╭─ Records supplied

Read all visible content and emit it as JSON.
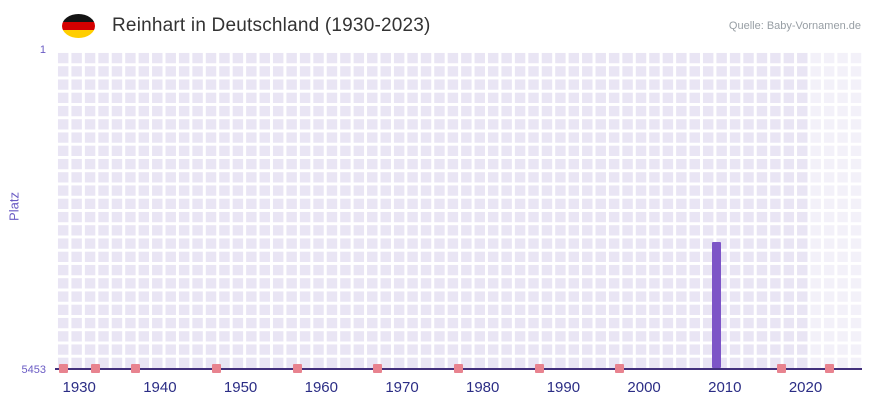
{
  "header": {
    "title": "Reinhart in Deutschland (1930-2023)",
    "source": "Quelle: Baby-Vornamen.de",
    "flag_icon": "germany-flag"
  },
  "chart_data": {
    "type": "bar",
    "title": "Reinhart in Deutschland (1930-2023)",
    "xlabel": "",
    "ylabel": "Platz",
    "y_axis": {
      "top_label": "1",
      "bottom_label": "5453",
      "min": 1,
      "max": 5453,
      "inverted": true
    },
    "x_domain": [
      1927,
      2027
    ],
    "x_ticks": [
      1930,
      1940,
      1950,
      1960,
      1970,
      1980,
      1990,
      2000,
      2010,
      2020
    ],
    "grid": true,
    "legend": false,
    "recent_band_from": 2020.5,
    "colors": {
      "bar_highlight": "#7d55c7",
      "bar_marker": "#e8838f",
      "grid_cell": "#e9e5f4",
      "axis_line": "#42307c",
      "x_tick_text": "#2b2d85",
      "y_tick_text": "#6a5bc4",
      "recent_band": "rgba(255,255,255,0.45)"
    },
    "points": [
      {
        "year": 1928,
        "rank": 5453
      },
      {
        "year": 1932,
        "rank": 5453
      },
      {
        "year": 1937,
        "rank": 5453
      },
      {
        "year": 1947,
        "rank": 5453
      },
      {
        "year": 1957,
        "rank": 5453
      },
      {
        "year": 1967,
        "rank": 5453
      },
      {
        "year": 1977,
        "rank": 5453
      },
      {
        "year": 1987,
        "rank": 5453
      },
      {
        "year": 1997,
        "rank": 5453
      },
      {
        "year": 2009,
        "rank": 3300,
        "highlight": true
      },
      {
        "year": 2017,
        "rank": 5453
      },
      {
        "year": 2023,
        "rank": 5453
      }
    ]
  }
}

╰─

*Given task*
Pick out and copy every line that contains the word "year".

*Response to the task*
        "year": 1928,
        "year": 1932,
        "year": 1937,
        "year": 1947,
        "year": 1957,
        "year": 1967,
        "year": 1977,
        "year": 1987,
        "year": 1997,
        "year": 2009,
        "year": 2017,
        "year": 2023,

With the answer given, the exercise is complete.